▸ **DATA ENTRIES**

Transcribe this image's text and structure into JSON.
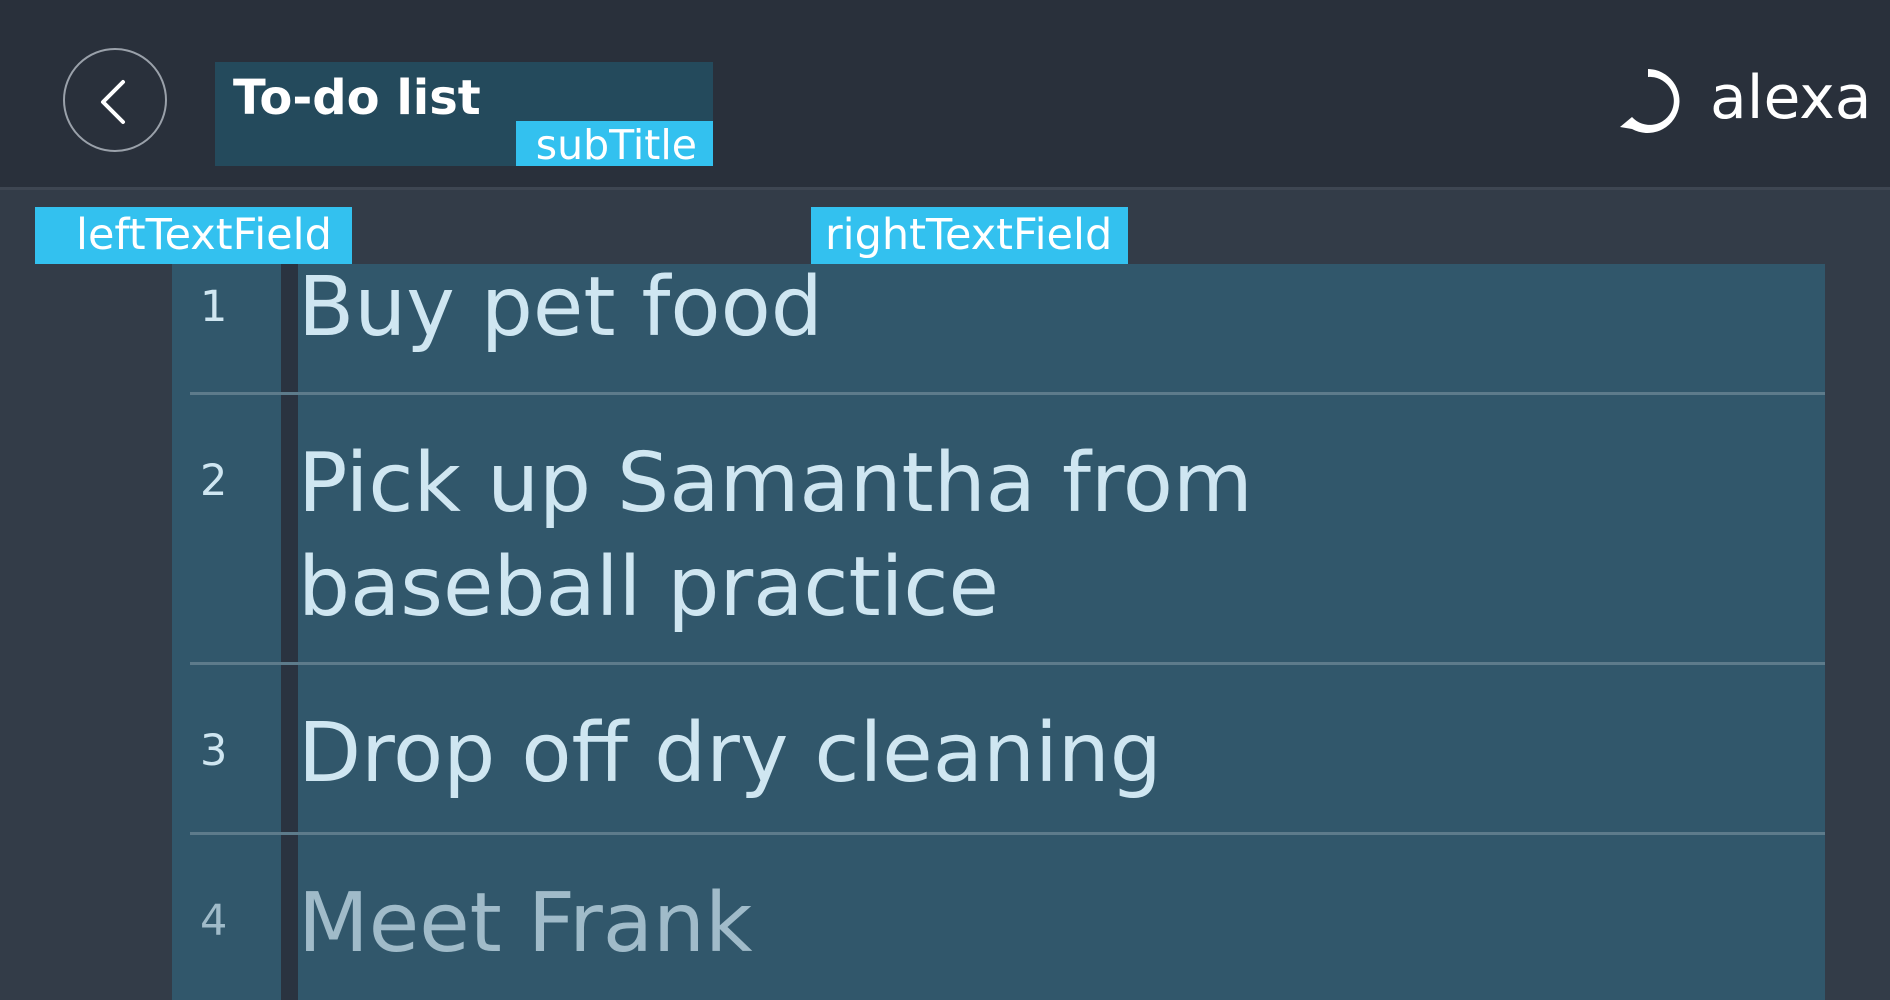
{
  "header": {
    "title": "To-do list",
    "subtitle": "subTitle",
    "back_icon": "chevron-left-icon",
    "logo_text": "alexa",
    "logo_icon": "alexa-ring-icon"
  },
  "fields": {
    "left": "leftTextField",
    "right": "rightTextField"
  },
  "list": {
    "items": [
      {
        "number": "1",
        "text": "Buy pet food"
      },
      {
        "number": "2",
        "text": "Pick up Samantha from baseball practice"
      },
      {
        "number": "3",
        "text": "Drop off dry cleaning"
      },
      {
        "number": "4",
        "text": "Meet Frank"
      }
    ]
  },
  "colors": {
    "background": "#333c48",
    "header": "#29303b",
    "accent": "#33c1ef",
    "list_background": "#31576b",
    "text": "#cfe6f1"
  }
}
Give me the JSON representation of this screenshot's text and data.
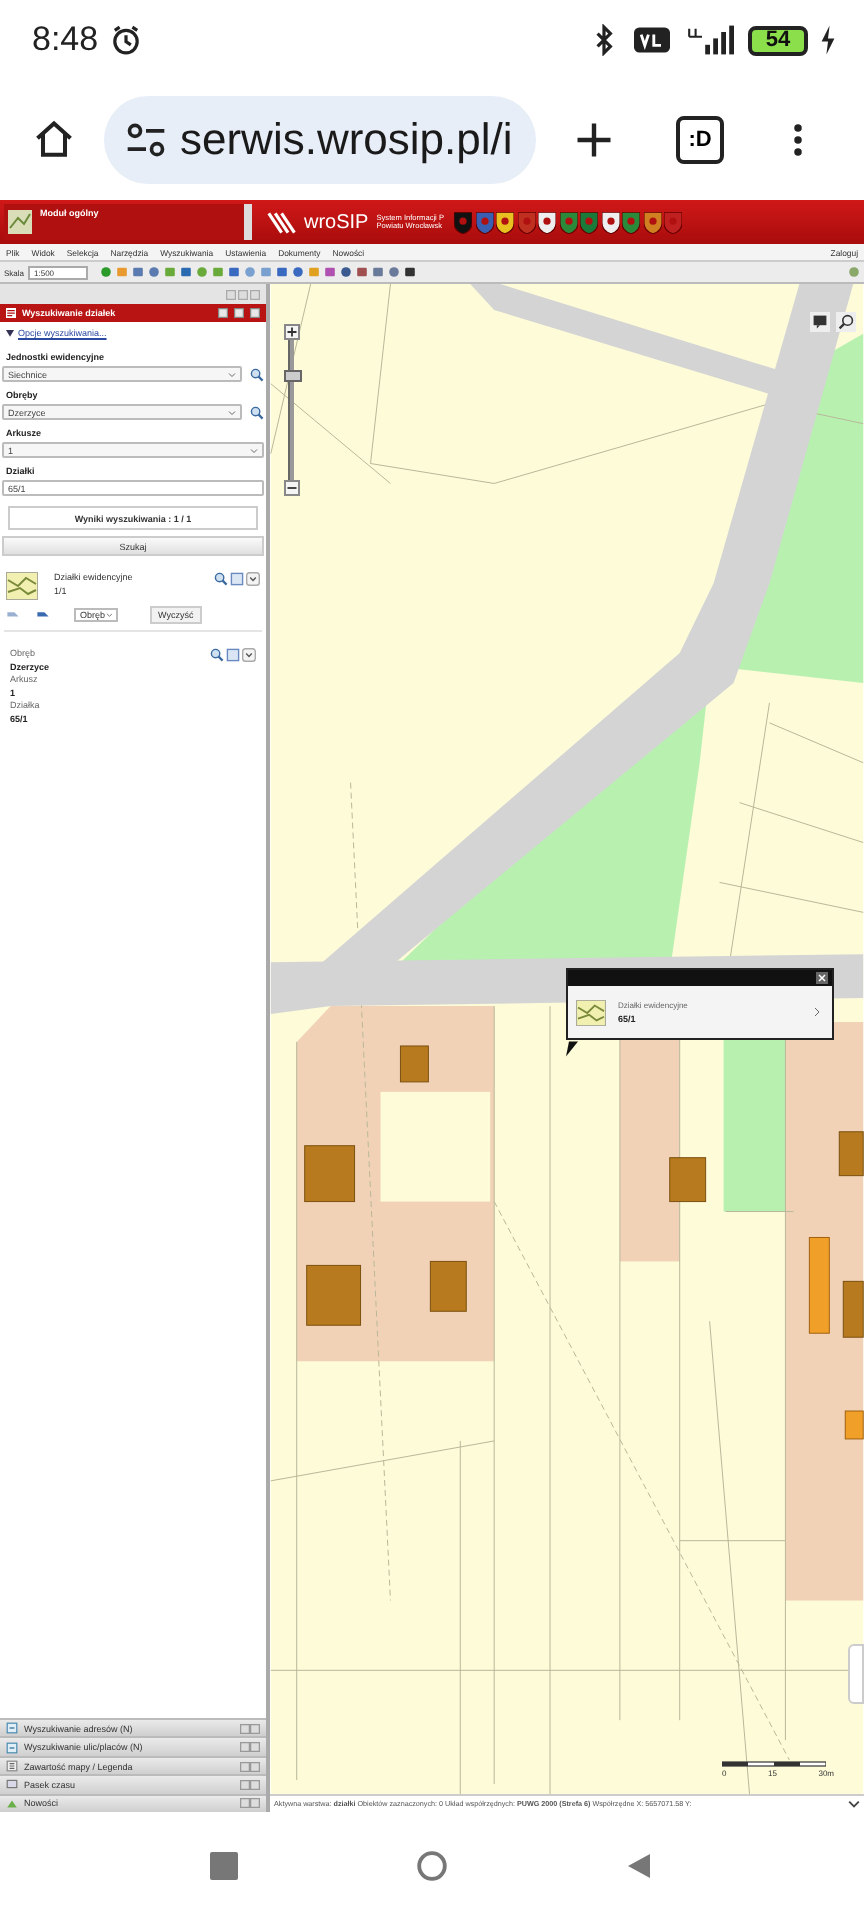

▸ **WHAT TO WORK ON**
Leave out every picture and copy the rest of the records exactly.

▸ **PROBLEM SOLUTION**
Transcribe this image's text and structure into JSON.
{
  "header": {
    "title": "To-do list",
    "subtitle": "subTitle",
    "back_icon": "chevron-left-icon",
    "logo_text": "alexa",
    "logo_icon": "alexa-ring-icon"
  },
  "fields": {
    "left": "leftTextField",
    "right": "rightTextField"
  },
  "list": {
    "items": [
      {
        "number": "1",
        "text": "Buy pet food"
      },
      {
        "number": "2",
        "text": "Pick up Samantha from baseball practice"
      },
      {
        "number": "3",
        "text": "Drop off dry cleaning"
      },
      {
        "number": "4",
        "text": "Meet Frank"
      }
    ]
  },
  "colors": {
    "background": "#333c48",
    "header": "#29303b",
    "accent": "#33c1ef",
    "list_background": "#31576b",
    "text": "#cfe6f1"
  }
}
Give me the JSON representation of this screenshot's text and data.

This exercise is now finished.